__DOCUMENT EXCERPT__.
## begin

Justice Clarence Thomas berated the Sixth Circuit in a dissenting opinion for giving a death row inmate room to challenge his conviction based on a biased juror, reported Courthouse News.
Joined by Justices Samuel Alito and Neil Gorsuch in his rebuke, Thomas claims the Sixth Circuit has flouted high court precedent by continually granting relief to death row prisoners in violation of the law.
Thomas’ dissent came in a dispute over jurors who convicted Jeronique Cunningham of murdering three people — including a 3-year-old girl — during a drug deal gone wrong. Intending to rob a man who had sold him crack cocaine previously, Cunningham and his half-brother entered the apartment of Shane Liles.
Liles was not alone, however, so they ordered the group consisting of the man' girlfriend and other family and friends to hand over their valuables. When Liles said he had nothing left to give the men, they began shooting into the group, hitting all eight victims. A teenager and 3-year-old were killed in the shooting, and others were left with severe wounds including one lost eye.
A jury convicted Cunningham of aggravated murder, attempted murder and aggravated robbery, and sentenced him to death. His convictions were affirmed by the Ohio Supreme Court.
Cunningham later challenged his conviction, however, based on the perceived bias of the jury foreperson in his trial. An investigator working with his half-brother’s trial team interviewed several jurors and found that the foreperson in Cunningham’s jury thought he was an evil person and knew of his history with social workers who were afraid of him. Cunningham claims the juror had worked at Allen County Children Services and was able to obtain prejudicial information about him from her colleagues.
Both the trial court and the Ohio Court of Appeals dismissed Cunningham’s claims. In 2006, however, the district court allowed Cunningham to investigate his claims under a habeas petition. After a long investigation including the deposition of multiple jurors, the district court ultimately dismissed Cunningham’s claims in 2019.

## end

Bounding box records:
## begin

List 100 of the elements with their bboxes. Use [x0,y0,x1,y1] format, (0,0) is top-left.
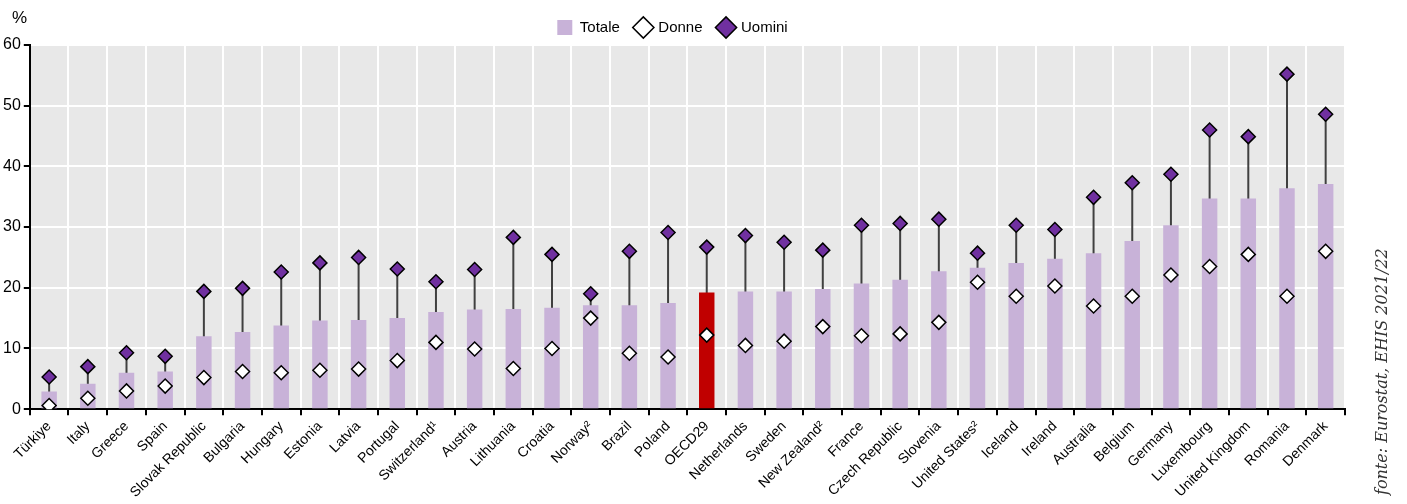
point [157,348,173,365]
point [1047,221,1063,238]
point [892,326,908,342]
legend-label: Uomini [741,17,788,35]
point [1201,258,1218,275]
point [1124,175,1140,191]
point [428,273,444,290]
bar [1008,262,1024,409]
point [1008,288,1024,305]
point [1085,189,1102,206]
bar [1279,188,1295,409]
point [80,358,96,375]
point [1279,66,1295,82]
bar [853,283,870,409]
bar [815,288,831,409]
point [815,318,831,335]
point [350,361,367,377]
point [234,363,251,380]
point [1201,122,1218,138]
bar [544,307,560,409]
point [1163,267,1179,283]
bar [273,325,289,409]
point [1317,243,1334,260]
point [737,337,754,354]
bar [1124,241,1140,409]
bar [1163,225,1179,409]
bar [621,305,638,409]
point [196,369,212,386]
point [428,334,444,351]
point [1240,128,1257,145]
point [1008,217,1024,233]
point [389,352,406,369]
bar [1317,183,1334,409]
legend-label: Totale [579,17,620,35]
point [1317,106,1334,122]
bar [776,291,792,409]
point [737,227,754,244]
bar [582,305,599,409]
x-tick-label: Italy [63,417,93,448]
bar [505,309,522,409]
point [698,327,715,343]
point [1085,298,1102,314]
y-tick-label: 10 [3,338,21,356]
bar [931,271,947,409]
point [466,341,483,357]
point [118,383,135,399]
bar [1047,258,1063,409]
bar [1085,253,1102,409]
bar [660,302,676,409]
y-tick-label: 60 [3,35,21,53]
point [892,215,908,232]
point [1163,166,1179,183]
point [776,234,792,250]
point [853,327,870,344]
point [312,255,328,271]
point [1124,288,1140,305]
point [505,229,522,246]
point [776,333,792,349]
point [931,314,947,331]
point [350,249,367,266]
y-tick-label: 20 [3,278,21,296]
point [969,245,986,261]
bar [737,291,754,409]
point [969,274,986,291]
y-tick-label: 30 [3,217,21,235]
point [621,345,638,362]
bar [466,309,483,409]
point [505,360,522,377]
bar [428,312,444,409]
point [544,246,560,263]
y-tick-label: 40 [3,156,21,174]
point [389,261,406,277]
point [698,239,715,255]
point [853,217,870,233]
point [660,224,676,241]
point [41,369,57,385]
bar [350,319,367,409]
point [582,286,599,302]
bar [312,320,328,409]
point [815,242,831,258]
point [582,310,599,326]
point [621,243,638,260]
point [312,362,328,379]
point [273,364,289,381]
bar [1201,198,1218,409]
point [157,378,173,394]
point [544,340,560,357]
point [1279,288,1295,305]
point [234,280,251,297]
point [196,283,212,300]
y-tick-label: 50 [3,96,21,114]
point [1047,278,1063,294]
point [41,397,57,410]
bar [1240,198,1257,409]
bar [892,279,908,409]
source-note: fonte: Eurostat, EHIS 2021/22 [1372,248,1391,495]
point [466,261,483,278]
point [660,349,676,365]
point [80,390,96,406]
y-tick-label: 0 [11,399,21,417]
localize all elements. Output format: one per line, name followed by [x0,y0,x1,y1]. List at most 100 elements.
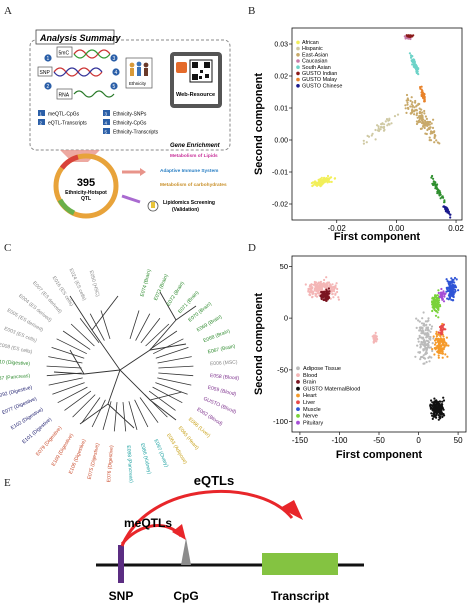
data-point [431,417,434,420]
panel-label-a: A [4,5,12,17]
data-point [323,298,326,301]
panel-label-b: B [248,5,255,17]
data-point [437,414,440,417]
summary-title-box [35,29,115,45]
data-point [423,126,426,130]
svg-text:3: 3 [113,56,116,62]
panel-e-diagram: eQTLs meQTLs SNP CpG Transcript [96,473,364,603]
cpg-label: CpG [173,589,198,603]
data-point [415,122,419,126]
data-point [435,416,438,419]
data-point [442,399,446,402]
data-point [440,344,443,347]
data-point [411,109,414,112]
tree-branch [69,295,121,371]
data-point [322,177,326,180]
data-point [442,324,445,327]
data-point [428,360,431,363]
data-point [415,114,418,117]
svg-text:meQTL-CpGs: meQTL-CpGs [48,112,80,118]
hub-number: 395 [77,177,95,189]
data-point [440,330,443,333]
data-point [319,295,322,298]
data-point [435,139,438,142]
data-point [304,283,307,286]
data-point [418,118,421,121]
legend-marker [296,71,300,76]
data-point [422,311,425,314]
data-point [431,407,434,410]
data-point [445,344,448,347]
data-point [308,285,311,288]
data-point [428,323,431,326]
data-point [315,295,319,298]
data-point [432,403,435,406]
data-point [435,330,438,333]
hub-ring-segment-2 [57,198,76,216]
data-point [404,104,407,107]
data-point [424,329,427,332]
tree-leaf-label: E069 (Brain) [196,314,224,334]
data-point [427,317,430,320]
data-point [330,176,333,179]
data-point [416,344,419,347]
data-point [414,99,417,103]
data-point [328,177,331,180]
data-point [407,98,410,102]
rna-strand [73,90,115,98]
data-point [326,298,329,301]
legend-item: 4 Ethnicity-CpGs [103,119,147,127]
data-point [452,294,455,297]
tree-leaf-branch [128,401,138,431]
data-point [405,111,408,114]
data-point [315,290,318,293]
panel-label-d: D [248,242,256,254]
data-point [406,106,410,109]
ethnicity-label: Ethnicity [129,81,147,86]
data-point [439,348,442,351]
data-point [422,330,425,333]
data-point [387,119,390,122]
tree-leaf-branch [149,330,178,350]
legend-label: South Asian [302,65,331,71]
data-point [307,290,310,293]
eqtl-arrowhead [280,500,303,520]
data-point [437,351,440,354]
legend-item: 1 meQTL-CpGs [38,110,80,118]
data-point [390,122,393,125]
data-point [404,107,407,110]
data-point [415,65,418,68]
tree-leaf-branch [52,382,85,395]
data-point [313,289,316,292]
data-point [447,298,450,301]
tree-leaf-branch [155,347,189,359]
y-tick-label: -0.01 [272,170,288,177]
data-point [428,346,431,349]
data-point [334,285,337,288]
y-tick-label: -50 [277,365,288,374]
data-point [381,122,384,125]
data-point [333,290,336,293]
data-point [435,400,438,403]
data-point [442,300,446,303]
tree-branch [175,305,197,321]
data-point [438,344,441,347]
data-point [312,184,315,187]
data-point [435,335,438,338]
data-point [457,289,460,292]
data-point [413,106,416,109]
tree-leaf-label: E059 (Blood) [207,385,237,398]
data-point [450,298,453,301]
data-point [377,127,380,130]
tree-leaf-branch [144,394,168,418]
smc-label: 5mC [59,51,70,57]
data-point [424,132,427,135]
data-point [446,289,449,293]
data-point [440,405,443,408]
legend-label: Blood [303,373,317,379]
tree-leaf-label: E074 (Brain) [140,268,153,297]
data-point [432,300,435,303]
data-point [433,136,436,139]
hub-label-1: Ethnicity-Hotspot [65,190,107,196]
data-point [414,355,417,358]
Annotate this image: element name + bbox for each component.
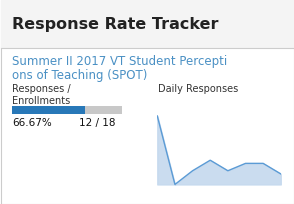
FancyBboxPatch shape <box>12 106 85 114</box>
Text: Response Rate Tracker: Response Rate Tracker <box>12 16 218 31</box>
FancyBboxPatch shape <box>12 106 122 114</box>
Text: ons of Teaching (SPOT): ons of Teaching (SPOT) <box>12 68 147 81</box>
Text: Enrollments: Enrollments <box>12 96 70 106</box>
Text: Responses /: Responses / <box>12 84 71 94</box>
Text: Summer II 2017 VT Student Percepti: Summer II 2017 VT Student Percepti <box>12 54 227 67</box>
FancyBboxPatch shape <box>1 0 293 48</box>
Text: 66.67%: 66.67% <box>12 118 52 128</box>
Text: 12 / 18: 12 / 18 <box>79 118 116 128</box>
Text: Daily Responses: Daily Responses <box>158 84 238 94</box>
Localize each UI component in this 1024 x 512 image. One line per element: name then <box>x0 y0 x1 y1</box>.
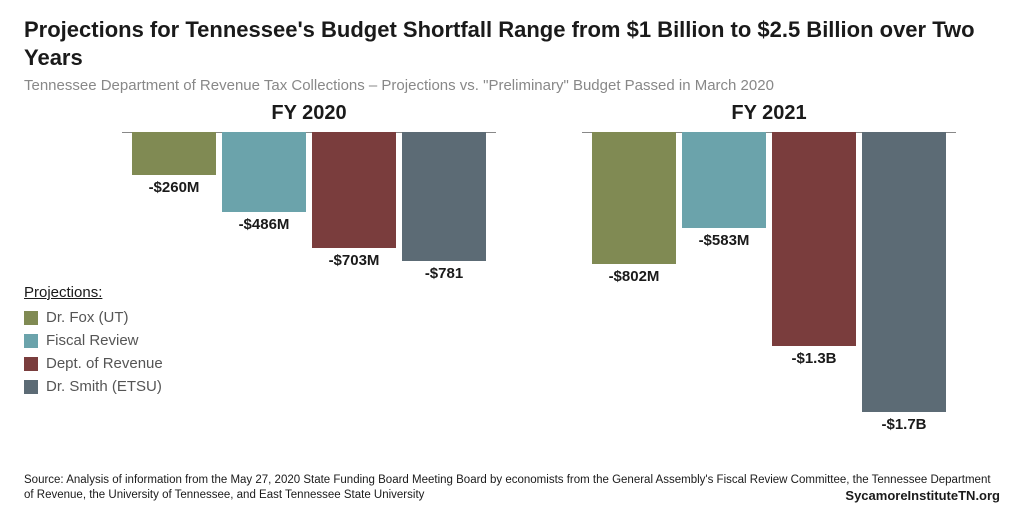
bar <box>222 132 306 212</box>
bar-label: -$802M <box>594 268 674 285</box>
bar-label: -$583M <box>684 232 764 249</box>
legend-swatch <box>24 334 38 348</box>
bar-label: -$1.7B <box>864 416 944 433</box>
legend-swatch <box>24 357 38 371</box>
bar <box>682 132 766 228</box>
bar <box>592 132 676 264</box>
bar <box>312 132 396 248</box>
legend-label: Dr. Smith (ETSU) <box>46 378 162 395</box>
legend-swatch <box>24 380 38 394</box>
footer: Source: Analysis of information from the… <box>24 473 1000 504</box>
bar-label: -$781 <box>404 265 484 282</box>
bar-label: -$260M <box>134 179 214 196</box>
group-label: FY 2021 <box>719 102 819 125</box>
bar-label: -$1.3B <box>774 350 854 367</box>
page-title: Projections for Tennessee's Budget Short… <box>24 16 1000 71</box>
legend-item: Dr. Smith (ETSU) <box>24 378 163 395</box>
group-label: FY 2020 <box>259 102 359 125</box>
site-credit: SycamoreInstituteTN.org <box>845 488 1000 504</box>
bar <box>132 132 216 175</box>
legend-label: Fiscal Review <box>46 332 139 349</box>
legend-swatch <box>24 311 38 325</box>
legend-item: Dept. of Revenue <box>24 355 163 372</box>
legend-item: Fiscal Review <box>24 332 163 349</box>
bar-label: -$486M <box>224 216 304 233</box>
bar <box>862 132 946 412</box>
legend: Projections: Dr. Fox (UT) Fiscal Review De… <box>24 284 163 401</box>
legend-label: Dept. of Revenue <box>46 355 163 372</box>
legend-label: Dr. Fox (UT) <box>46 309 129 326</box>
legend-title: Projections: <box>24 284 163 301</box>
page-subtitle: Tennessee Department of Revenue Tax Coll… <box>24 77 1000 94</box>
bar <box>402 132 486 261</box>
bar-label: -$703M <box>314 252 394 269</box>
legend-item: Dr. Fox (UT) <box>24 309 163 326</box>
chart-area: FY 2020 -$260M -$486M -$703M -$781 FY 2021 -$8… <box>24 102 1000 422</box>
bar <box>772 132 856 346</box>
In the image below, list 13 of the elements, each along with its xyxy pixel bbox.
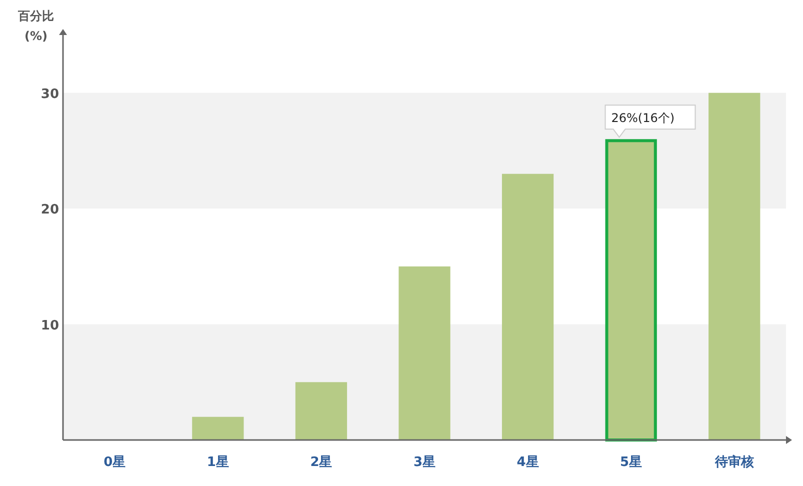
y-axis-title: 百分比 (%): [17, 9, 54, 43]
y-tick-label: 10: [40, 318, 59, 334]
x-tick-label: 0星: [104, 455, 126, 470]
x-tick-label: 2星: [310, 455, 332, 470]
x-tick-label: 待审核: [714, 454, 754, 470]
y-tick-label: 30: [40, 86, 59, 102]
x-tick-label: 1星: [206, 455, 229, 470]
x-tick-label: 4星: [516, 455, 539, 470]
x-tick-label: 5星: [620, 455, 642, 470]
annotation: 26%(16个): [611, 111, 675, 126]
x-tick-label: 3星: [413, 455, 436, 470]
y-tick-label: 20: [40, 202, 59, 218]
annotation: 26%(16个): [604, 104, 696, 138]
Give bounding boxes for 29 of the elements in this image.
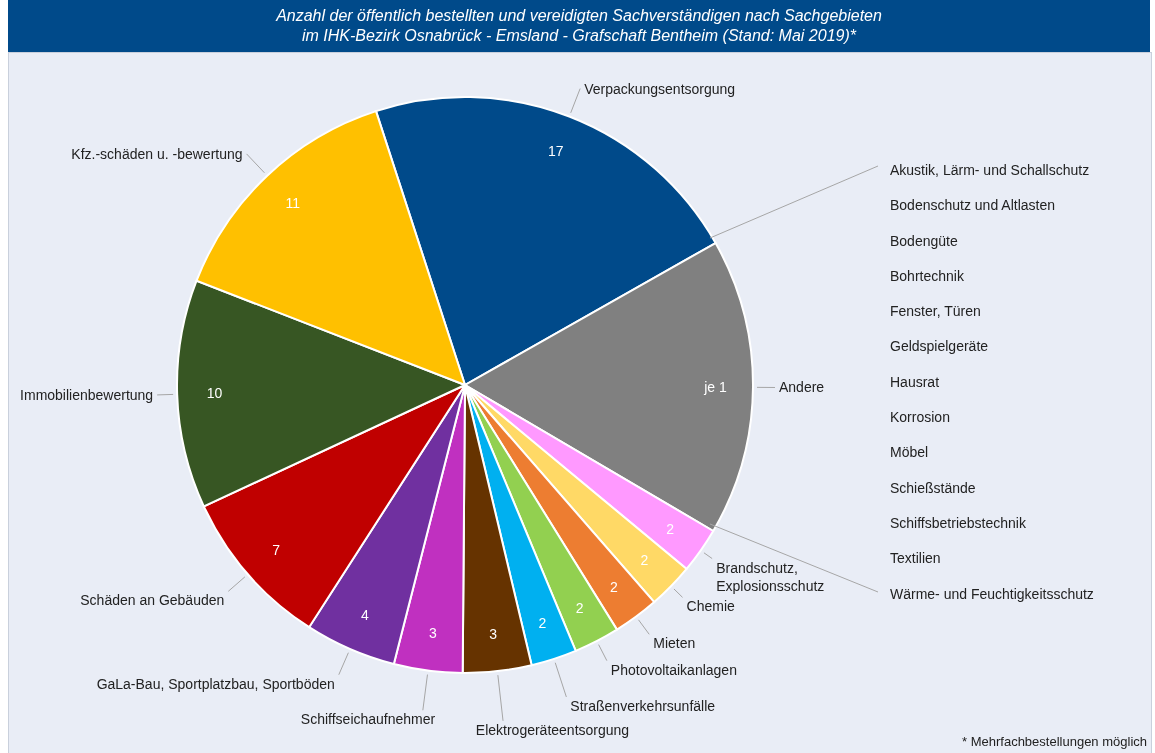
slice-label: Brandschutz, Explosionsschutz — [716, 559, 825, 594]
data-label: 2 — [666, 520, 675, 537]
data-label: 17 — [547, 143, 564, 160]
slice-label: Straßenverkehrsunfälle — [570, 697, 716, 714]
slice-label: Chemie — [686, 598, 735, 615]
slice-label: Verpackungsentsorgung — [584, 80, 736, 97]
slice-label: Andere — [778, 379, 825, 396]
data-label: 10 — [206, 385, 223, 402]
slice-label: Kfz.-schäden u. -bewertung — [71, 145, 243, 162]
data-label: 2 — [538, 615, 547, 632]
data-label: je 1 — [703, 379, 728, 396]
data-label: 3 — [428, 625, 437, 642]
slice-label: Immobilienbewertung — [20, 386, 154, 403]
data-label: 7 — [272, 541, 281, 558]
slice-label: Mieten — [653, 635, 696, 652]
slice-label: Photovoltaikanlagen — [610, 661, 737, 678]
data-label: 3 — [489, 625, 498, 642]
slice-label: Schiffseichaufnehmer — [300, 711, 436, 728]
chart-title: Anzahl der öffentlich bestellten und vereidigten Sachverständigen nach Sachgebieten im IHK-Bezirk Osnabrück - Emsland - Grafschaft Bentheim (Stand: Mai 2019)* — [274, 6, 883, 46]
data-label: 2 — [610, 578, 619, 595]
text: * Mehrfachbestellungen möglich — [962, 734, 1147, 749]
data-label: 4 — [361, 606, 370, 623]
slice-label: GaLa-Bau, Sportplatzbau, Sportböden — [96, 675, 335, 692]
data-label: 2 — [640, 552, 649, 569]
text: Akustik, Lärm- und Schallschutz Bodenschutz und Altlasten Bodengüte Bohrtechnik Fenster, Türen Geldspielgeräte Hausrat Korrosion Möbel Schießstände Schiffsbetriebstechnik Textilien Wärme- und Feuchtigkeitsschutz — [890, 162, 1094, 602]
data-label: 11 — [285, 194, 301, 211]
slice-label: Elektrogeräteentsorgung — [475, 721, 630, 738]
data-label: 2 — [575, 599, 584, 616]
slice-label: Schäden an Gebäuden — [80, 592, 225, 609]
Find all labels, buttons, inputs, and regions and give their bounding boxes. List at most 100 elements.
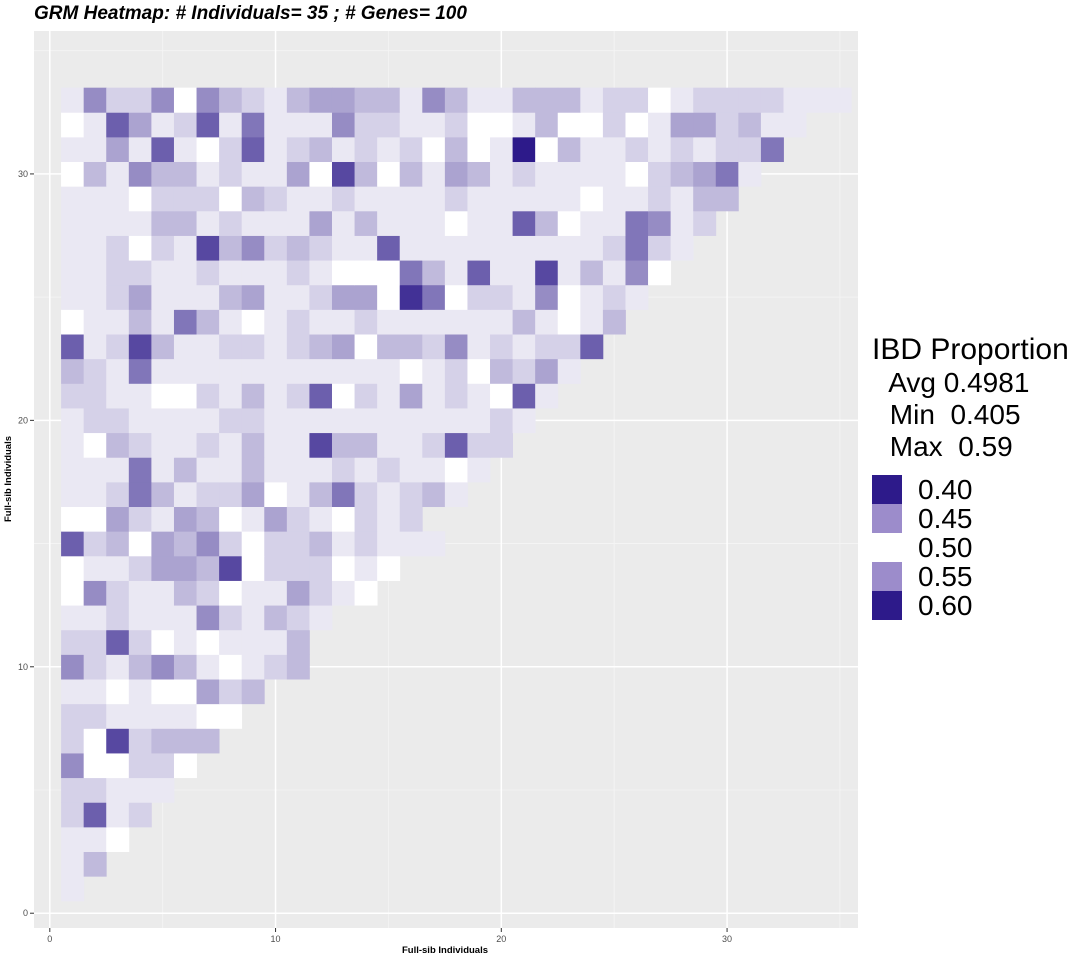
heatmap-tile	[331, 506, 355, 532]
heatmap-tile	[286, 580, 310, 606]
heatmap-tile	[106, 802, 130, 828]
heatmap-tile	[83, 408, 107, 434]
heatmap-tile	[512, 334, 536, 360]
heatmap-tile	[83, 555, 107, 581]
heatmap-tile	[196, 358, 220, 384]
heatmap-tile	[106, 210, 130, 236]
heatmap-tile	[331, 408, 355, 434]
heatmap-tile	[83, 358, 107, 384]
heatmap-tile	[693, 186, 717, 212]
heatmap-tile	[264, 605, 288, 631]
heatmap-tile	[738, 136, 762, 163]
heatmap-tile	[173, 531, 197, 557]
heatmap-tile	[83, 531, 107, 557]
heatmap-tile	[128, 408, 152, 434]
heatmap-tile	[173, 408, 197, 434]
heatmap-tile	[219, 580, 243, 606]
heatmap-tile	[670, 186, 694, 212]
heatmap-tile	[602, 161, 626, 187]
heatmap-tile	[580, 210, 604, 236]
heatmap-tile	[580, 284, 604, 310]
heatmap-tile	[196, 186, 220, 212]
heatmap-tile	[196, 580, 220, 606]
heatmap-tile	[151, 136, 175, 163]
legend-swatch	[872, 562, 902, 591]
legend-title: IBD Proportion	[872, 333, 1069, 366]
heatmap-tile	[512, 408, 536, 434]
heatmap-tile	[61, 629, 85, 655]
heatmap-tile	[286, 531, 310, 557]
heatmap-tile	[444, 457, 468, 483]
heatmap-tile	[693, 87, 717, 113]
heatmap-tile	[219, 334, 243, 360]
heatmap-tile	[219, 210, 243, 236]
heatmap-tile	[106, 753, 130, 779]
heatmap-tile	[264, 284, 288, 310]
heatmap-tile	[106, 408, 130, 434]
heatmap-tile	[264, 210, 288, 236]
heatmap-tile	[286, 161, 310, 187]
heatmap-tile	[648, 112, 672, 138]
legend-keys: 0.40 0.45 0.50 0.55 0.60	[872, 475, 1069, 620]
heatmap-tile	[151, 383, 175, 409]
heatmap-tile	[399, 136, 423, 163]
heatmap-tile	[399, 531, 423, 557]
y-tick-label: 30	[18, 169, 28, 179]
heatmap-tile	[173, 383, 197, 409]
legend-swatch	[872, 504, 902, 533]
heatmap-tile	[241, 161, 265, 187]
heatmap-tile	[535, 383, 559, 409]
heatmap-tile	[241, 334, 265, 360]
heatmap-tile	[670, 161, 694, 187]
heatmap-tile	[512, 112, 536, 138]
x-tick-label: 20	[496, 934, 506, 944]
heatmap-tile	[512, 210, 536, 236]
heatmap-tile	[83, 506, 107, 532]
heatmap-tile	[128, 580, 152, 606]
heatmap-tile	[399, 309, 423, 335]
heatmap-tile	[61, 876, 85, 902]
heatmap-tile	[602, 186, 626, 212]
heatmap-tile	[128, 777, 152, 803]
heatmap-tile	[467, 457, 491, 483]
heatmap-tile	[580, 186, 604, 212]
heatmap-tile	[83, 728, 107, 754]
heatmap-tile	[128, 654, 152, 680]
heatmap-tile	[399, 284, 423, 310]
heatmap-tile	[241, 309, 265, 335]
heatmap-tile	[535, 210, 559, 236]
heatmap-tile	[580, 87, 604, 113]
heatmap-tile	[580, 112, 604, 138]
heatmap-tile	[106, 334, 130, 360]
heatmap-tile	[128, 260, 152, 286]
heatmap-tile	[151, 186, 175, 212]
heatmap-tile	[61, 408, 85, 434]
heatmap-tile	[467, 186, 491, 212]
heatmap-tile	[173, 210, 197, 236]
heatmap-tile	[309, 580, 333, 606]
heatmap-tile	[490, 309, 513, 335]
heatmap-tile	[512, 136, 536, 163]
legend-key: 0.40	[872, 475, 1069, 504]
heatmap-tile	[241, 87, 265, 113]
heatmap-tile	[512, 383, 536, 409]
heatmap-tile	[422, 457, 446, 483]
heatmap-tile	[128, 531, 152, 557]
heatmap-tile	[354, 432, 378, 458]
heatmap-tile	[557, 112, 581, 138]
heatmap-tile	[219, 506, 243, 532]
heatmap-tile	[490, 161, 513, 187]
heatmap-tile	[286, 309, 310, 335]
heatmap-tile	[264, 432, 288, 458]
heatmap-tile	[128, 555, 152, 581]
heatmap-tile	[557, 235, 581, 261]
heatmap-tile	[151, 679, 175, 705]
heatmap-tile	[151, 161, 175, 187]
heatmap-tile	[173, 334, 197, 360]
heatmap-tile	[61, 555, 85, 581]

## end

__STATED GOAL__.
Please name the two justices who joined Justice Clarence Thomas in his dissent, according to the news report above.

__OUTPUT FOR THIS TASK__.
Samuel Alito and Neil Gorsuch.